Dataset items.
Start
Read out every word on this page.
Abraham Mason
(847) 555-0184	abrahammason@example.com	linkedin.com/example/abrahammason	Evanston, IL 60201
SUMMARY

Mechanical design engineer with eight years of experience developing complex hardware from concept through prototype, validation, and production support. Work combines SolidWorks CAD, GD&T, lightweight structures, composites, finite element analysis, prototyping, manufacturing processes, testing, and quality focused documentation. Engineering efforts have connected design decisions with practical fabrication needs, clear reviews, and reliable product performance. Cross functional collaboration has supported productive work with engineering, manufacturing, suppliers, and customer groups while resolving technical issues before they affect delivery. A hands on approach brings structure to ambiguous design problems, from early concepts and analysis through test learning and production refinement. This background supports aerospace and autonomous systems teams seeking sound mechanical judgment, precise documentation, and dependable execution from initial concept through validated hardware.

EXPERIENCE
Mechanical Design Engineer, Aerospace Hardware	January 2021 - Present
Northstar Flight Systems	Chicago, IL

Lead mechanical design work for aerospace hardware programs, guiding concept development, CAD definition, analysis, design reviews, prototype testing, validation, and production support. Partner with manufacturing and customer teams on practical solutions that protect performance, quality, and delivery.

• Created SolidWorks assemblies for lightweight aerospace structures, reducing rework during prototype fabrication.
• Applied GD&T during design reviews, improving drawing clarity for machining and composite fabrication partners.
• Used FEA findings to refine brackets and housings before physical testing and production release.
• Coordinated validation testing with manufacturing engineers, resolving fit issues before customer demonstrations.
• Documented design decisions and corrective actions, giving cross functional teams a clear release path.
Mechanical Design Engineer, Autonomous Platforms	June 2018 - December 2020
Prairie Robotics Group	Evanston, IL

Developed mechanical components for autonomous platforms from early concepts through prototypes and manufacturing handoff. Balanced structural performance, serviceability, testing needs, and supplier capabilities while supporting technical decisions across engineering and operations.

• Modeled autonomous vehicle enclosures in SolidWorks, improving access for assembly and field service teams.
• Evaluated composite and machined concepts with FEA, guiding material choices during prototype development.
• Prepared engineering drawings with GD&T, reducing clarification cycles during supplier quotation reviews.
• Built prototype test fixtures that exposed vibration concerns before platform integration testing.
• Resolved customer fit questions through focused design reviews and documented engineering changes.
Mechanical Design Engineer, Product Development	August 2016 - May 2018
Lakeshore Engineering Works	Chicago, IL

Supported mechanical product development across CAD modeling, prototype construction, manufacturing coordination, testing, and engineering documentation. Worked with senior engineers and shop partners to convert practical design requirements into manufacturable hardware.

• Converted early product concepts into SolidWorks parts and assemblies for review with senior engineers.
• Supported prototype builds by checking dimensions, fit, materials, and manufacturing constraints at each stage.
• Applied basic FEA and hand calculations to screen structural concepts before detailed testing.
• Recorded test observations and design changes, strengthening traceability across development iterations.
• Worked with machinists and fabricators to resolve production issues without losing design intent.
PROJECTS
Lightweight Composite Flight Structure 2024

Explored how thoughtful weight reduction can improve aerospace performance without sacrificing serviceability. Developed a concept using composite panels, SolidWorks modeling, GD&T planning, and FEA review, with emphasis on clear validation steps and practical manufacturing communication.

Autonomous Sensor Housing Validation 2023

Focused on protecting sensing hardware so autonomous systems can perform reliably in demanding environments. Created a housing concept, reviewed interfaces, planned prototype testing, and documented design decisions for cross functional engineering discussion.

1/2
End
Work to complete. Find each line holding the string "into" and copy it out.

Final result.
Supported mechanical product development across CAD modeling, prototype construction, manufacturing coordination, testing, and engineering documentation. Worked with senior engineers and shop partners to convert practical design requirements into manufacturable hardware.
• Converted early product concepts into SolidWorks parts and assemblies for review with senior engineers.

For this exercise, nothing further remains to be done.